__Stated exercise__
Repeat the material exactly as it appears.

(Extracted records)
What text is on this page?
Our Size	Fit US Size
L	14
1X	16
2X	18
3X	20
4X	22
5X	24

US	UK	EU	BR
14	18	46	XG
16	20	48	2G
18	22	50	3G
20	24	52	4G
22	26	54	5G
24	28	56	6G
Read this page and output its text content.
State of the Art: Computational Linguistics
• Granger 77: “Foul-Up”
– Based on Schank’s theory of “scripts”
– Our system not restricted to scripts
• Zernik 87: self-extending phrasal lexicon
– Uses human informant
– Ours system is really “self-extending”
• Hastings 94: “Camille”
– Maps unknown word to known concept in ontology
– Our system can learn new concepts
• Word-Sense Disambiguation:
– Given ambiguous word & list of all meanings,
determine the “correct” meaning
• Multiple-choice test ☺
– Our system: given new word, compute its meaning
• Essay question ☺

__Complete output__
What text is on this page?
Our Size	Fit US Size
L	14
1X	16
2X	18
3X	20
4X	22
5X	24

US	UK	EU	BR
14	18	46	XG
16	20	48	2G
18	22	50	3G
20	24	52	4G
22	26	54	5G
24	28	56	6G
Read this page and output its text content.
State of the Art: Computational Linguistics
• Granger 77: “Foul-Up”
– Based on Schank’s theory of “scripts”
– Our system not restricted to scripts
• Zernik 87: self-extending phrasal lexicon
– Uses human informant
– Ours system is really “self-extending”
• Hastings 94: “Camille”
– Maps unknown word to known concept in ontology
– Our system can learn new concepts
• Word-Sense Disambiguation:
– Given ambiguous word & list of all meanings,
determine the “correct” meaning
• Multiple-choice test ☺
– Our system: given new word, compute its meaning
• Essay question ☺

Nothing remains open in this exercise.